## START RECORDED INFORMATION
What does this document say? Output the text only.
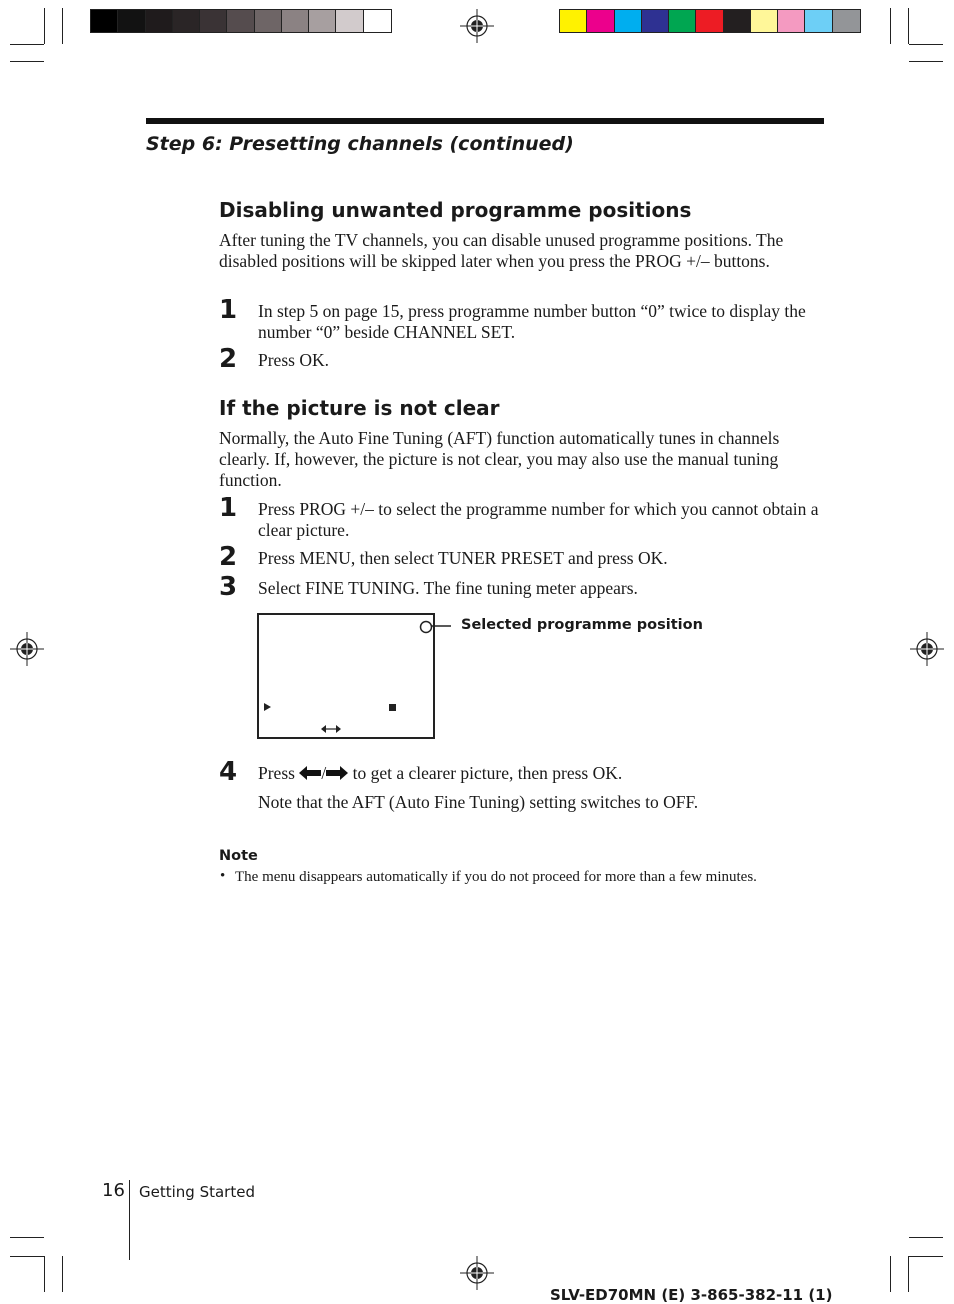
Step 6: Presetting channels (continued)
Disabling unwanted programme positions

After tuning the TV channels, you can disable unused programme positions. The disabled positions will be skipped later when you press the PROG +/– buttons.

1 In step 5 on page 15, press programme number button “0” twice to display the number “0” beside CHANNEL SET.
2 Press OK.
If the picture is not clear

Normally, the Auto Fine Tuning (AFT) function automatically tunes in channels clearly. If, however, the picture is not clear, you may also use the manual tuning function.

1 Press PROG +/– to select the programme number for which you cannot obtain a clear picture.
2 Press MENU, then select TUNER PRESET and press OK.
3 Select FINE TUNING. The fine tuning meter appears.
Selected programme position
4 Press / to get a clearer picture, then press OK.
Note that the AFT (Auto Fine Tuning) setting switches to OFF.
Note
• The menu disappears automatically if you do not proceed for more than a few minutes.
16 Getting Started
SLV-ED70MN (E) 3-865-382-11 (1)
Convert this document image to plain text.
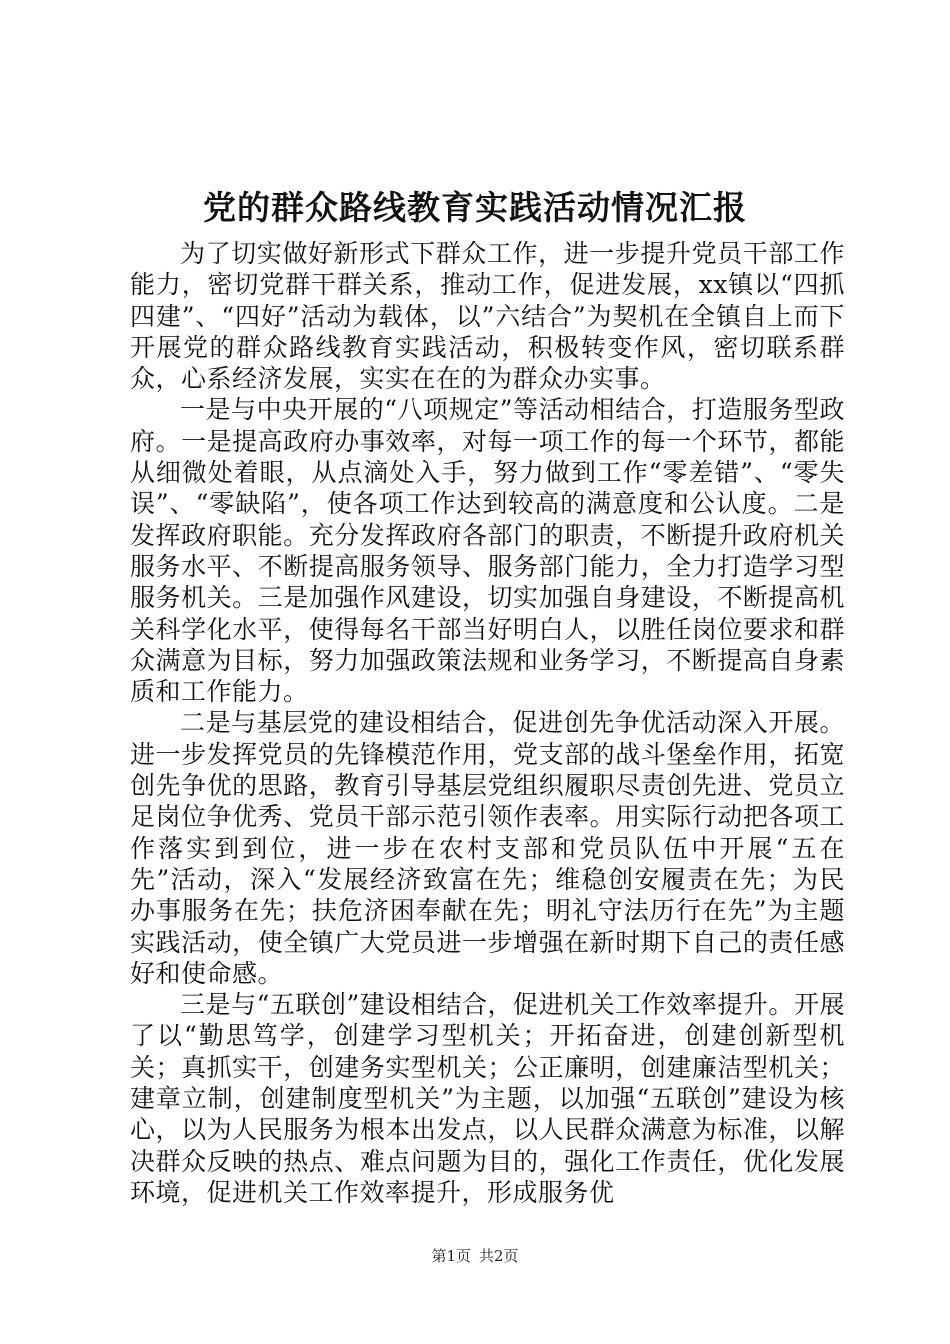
党的群众路线教育实践活动情况汇报

为了切实做好新形式下群众工作，进一步提升党员干部工作能力，密切党群干群关系，推动工作，促进发展，xx镇以“四抓四建”、“四好”活动为载体，以”六结合”为契机在全镇自上而下开展党的群众路线教育实践活动，积极转变作风，密切联系群众，心系经济发展，实实在在的为群众办实事。

一是与中央开展的“八项规定”等活动相结合，打造服务型政府。一是提高政府办事效率，对每一项工作的每一个环节，都能从细微处着眼，从点滴处入手，努力做到工作“零差错”、“零失误”、“零缺陷”，使各项工作达到较高的满意度和公认度。二是发挥政府职能。充分发挥政府各部门的职责，不断提升政府机关服务水平、不断提高服务领导、服务部门能力，全力打造学习型服务机关。三是加强作风建设，切实加强自身建设，不断提高机关科学化水平，使得每名干部当好明白人，以胜任岗位要求和群众满意为目标，努力加强政策法规和业务学习，不断提高自身素质和工作能力。

二是与基层党的建设相结合，促进创先争优活动深入开展。进一步发挥党员的先锋模范作用，党支部的战斗堡垒作用，拓宽创先争优的思路，教育引导基层党组织履职尽责创先进、党员立足岗位争优秀、党员干部示范引领作表率。用实际行动把各项工作落实到到位，进一步在农村支部和党员队伍中开展“五在先”活动，深入“发展经济致富在先；维稳创安履责在先；为民办事服务在先；扶危济困奉献在先；明礼守法历行在先”为主题实践活动，使全镇广大党员进一步增强在新时期下自己的责任感好和使命感。

三是与“五联创”建设相结合，促进机关工作效率提升。开展了以“勤思笃学，创建学习型机关；开拓奋进，创建创新型机关；真抓实干，创建务实型机关；公正廉明，创建廉洁型机关；建章立制，创建制度型机关”为主题，以加强“五联创”建设为核心，以为人民服务为根本出发点，以人民群众满意为标准，以解决群众反映的热点、难点问题为目的，强化工作责任，优化发展环境，促进机关工作效率提升，形成服务优

第1页 共2页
## END RECORDED INFORMATION
Leave out the pictures and reproduce the rest of the listing exactly.

What does this document say? Output the text only.
Step 6: Presetting channels (continued)
Disabling unwanted programme positions

After tuning the TV channels, you can disable unused programme positions. The disabled positions will be skipped later when you press the PROG +/– buttons.

1 In step 5 on page 15, press programme number button “0” twice to display the number “0” beside CHANNEL SET.
2 Press OK.
If the picture is not clear

Normally, the Auto Fine Tuning (AFT) function automatically tunes in channels clearly. If, however, the picture is not clear, you may also use the manual tuning function.

1 Press PROG +/– to select the programme number for which you cannot obtain a clear picture.
2 Press MENU, then select TUNER PRESET and press OK.
3 Select FINE TUNING. The fine tuning meter appears.
Selected programme position
4 Press / to get a clearer picture, then press OK.
Note that the AFT (Auto Fine Tuning) setting switches to OFF.
Note
• The menu disappears automatically if you do not proceed for more than a few minutes.
16 Getting Started
SLV-ED70MN (E) 3-865-382-11 (1)
Convert this document image to plain text.
党的群众路线教育实践活动情况汇报

为了切实做好新形式下群众工作，进一步提升党员干部工作能力，密切党群干群关系，推动工作，促进发展，xx镇以“四抓四建”、“四好”活动为载体，以”六结合”为契机在全镇自上而下开展党的群众路线教育实践活动，积极转变作风，密切联系群众，心系经济发展，实实在在的为群众办实事。

一是与中央开展的“八项规定”等活动相结合，打造服务型政府。一是提高政府办事效率，对每一项工作的每一个环节，都能从细微处着眼，从点滴处入手，努力做到工作“零差错”、“零失误”、“零缺陷”，使各项工作达到较高的满意度和公认度。二是发挥政府职能。充分发挥政府各部门的职责，不断提升政府机关服务水平、不断提高服务领导、服务部门能力，全力打造学习型服务机关。三是加强作风建设，切实加强自身建设，不断提高机关科学化水平，使得每名干部当好明白人，以胜任岗位要求和群众满意为目标，努力加强政策法规和业务学习，不断提高自身素质和工作能力。

二是与基层党的建设相结合，促进创先争优活动深入开展。进一步发挥党员的先锋模范作用，党支部的战斗堡垒作用，拓宽创先争优的思路，教育引导基层党组织履职尽责创先进、党员立足岗位争优秀、党员干部示范引领作表率。用实际行动把各项工作落实到到位，进一步在农村支部和党员队伍中开展“五在先”活动，深入“发展经济致富在先；维稳创安履责在先；为民办事服务在先；扶危济困奉献在先；明礼守法历行在先”为主题实践活动，使全镇广大党员进一步增强在新时期下自己的责任感好和使命感。

三是与“五联创”建设相结合，促进机关工作效率提升。开展了以“勤思笃学，创建学习型机关；开拓奋进，创建创新型机关；真抓实干，创建务实型机关；公正廉明，创建廉洁型机关；建章立制，创建制度型机关”为主题，以加强“五联创”建设为核心，以为人民服务为根本出发点，以人民群众满意为标准，以解决群众反映的热点、难点问题为目的，强化工作责任，优化发展环境，促进机关工作效率提升，形成服务优

第1页 共2页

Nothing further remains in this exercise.